DIRECTIVE: Copy all lines below containing "name".

* * * * * * * * *

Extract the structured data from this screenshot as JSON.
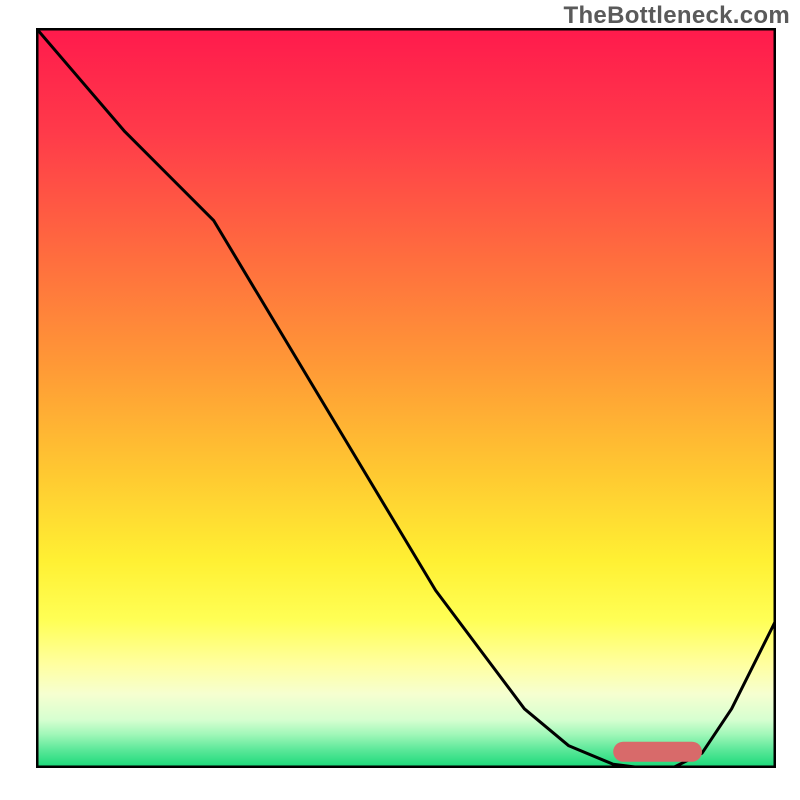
{
  "watermark": {
    "text": "TheBottleneck.com"
  },
  "colors": {
    "gradient": [
      {
        "stop": 0.0,
        "hex": "#ff1a4c"
      },
      {
        "stop": 0.14,
        "hex": "#ff3a4a"
      },
      {
        "stop": 0.3,
        "hex": "#ff6a3f"
      },
      {
        "stop": 0.46,
        "hex": "#ff9a36"
      },
      {
        "stop": 0.6,
        "hex": "#ffc831"
      },
      {
        "stop": 0.72,
        "hex": "#fff033"
      },
      {
        "stop": 0.8,
        "hex": "#ffff55"
      },
      {
        "stop": 0.86,
        "hex": "#ffffa0"
      },
      {
        "stop": 0.9,
        "hex": "#f6ffd0"
      },
      {
        "stop": 0.935,
        "hex": "#d6ffd0"
      },
      {
        "stop": 0.955,
        "hex": "#9ff7b8"
      },
      {
        "stop": 0.975,
        "hex": "#5de89a"
      },
      {
        "stop": 1.0,
        "hex": "#17d877"
      }
    ],
    "frame": "#000000",
    "curve": "#000000",
    "marker": "#d86a6a"
  },
  "chart_data": {
    "type": "line",
    "title": "",
    "xlabel": "",
    "ylabel": "",
    "xlim": [
      0,
      100
    ],
    "ylim": [
      0,
      100
    ],
    "x": [
      0,
      6,
      12,
      18,
      24,
      30,
      36,
      42,
      48,
      54,
      60,
      66,
      72,
      78,
      82,
      86,
      90,
      94,
      100
    ],
    "series": [
      {
        "name": "bottleneck-curve",
        "values": [
          100,
          93,
          86,
          80,
          74,
          64,
          54,
          44,
          34,
          24,
          16,
          8,
          3,
          0.5,
          0,
          0,
          2,
          8,
          20
        ]
      }
    ],
    "annotations": [
      {
        "name": "optimal-range",
        "x0": 78,
        "x1": 90,
        "y": 2.2
      }
    ]
  }
}
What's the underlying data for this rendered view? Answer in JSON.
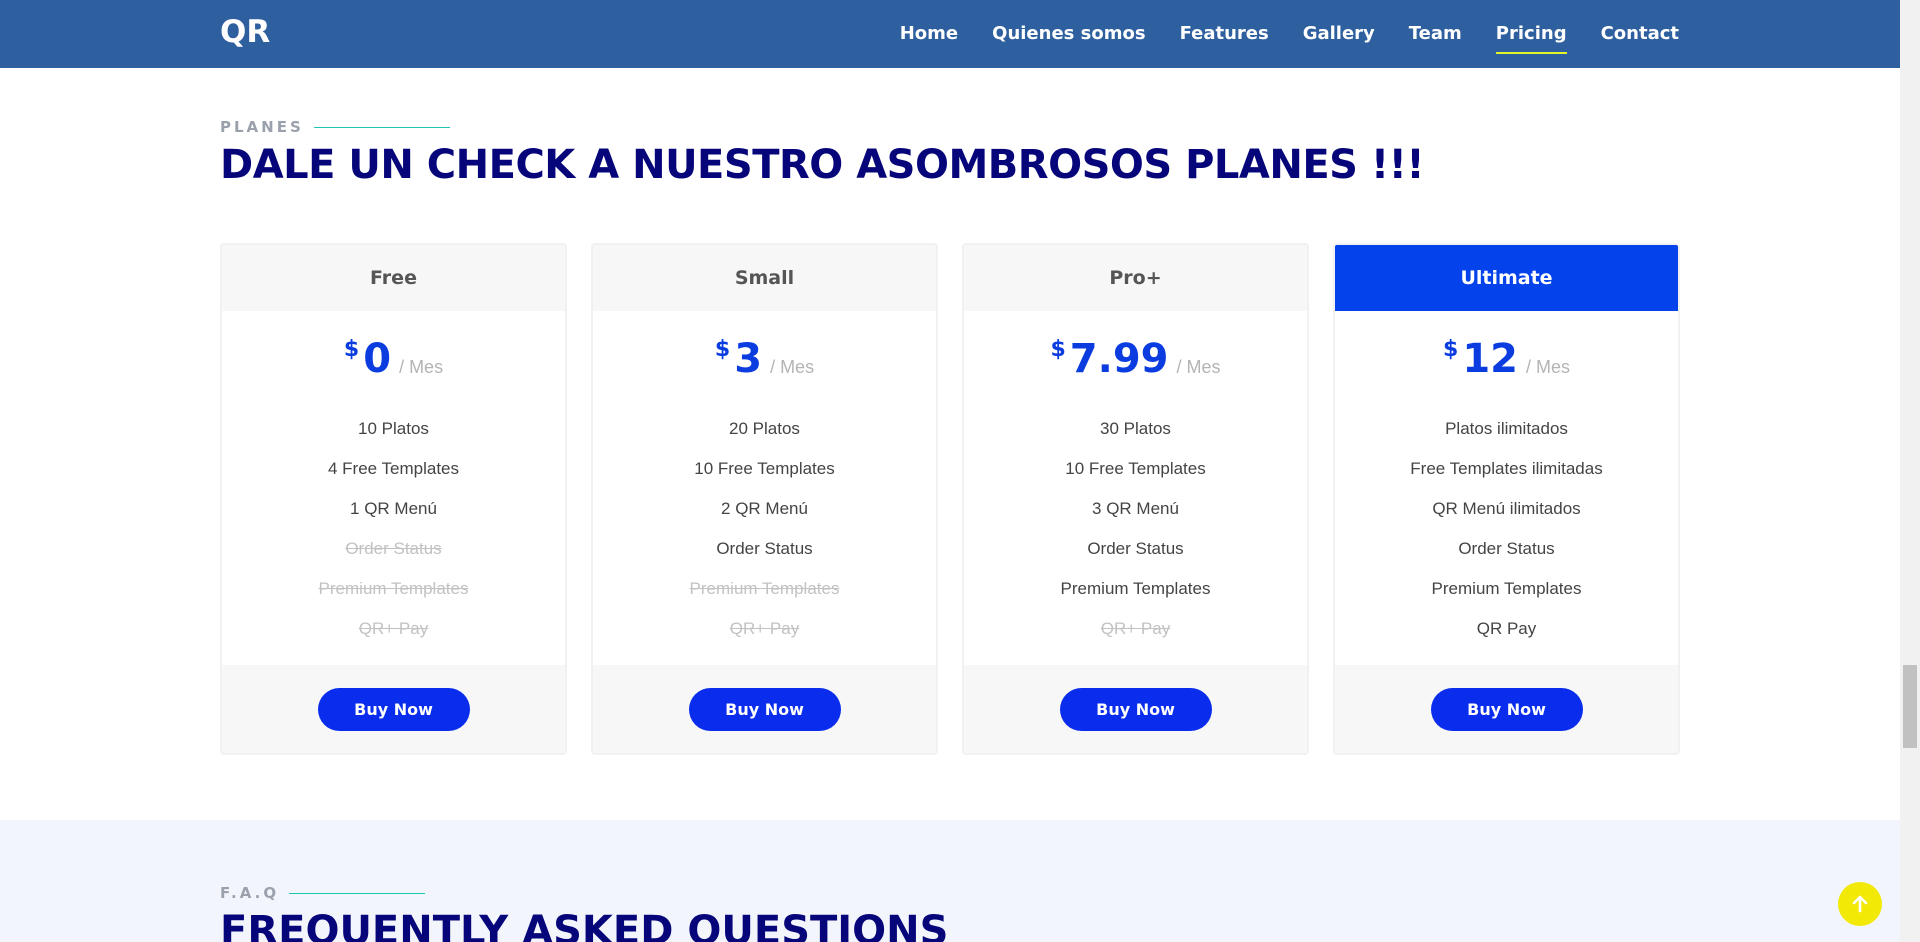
{
  "header": {
    "logo": "QR",
    "nav": [
      {
        "label": "Home",
        "active": false
      },
      {
        "label": "Quienes somos",
        "active": false
      },
      {
        "label": "Features",
        "active": false
      },
      {
        "label": "Gallery",
        "active": false
      },
      {
        "label": "Team",
        "active": false
      },
      {
        "label": "Pricing",
        "active": true
      },
      {
        "label": "Contact",
        "active": false
      }
    ]
  },
  "pricing": {
    "label": "PLANES",
    "title": "DALE UN CHECK A NUESTRO ASOMBROSOS PLANES !!!",
    "plans": [
      {
        "name": "Free",
        "currency": "$",
        "amount": "0",
        "period": "/ Mes",
        "featured": false,
        "features": [
          {
            "text": "10 Platos",
            "available": true
          },
          {
            "text": "4 Free Templates",
            "available": true
          },
          {
            "text": "1 QR Menú",
            "available": true
          },
          {
            "text": "Order Status",
            "available": false
          },
          {
            "text": "Premium Templates",
            "available": false
          },
          {
            "text": "QR+ Pay",
            "available": false
          }
        ],
        "button": "Buy Now"
      },
      {
        "name": "Small",
        "currency": "$",
        "amount": "3",
        "period": "/ Mes",
        "featured": false,
        "features": [
          {
            "text": "20 Platos",
            "available": true
          },
          {
            "text": "10 Free Templates",
            "available": true
          },
          {
            "text": "2 QR Menú",
            "available": true
          },
          {
            "text": "Order Status",
            "available": true
          },
          {
            "text": "Premium Templates",
            "available": false
          },
          {
            "text": "QR+ Pay",
            "available": false
          }
        ],
        "button": "Buy Now"
      },
      {
        "name": "Pro+",
        "currency": "$",
        "amount": "7.99",
        "period": "/ Mes",
        "featured": false,
        "features": [
          {
            "text": "30 Platos",
            "available": true
          },
          {
            "text": "10 Free Templates",
            "available": true
          },
          {
            "text": "3 QR Menú",
            "available": true
          },
          {
            "text": "Order Status",
            "available": true
          },
          {
            "text": "Premium Templates",
            "available": true
          },
          {
            "text": "QR+ Pay",
            "available": false
          }
        ],
        "button": "Buy Now"
      },
      {
        "name": "Ultimate",
        "currency": "$",
        "amount": "12",
        "period": "/ Mes",
        "featured": true,
        "features": [
          {
            "text": "Platos ilimitados",
            "available": true
          },
          {
            "text": "Free Templates ilimitadas",
            "available": true
          },
          {
            "text": "QR Menú ilimitados",
            "available": true
          },
          {
            "text": "Order Status",
            "available": true
          },
          {
            "text": "Premium Templates",
            "available": true
          },
          {
            "text": "QR Pay",
            "available": true
          }
        ],
        "button": "Buy Now"
      }
    ]
  },
  "faq": {
    "label": "F.A.Q",
    "title": "FREQUENTLY ASKED QUESTIONS"
  },
  "back_to_top_icon": "arrow-up-icon",
  "colors": {
    "header_bg": "#2e5f9e",
    "accent_blue": "#0442ec",
    "title_navy": "#06067a",
    "nav_active_underline": "#e3f52a",
    "back_to_top": "#f2ea06"
  }
}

* * * * * * * * *

RESULT OF THE EXERCISE:
        "name": "bottleneck-curve",
        "name": "optimal-range",
        "name": "Free",
        "name": "Small",
        "name": "Pro+",
        "name": "Ultimate",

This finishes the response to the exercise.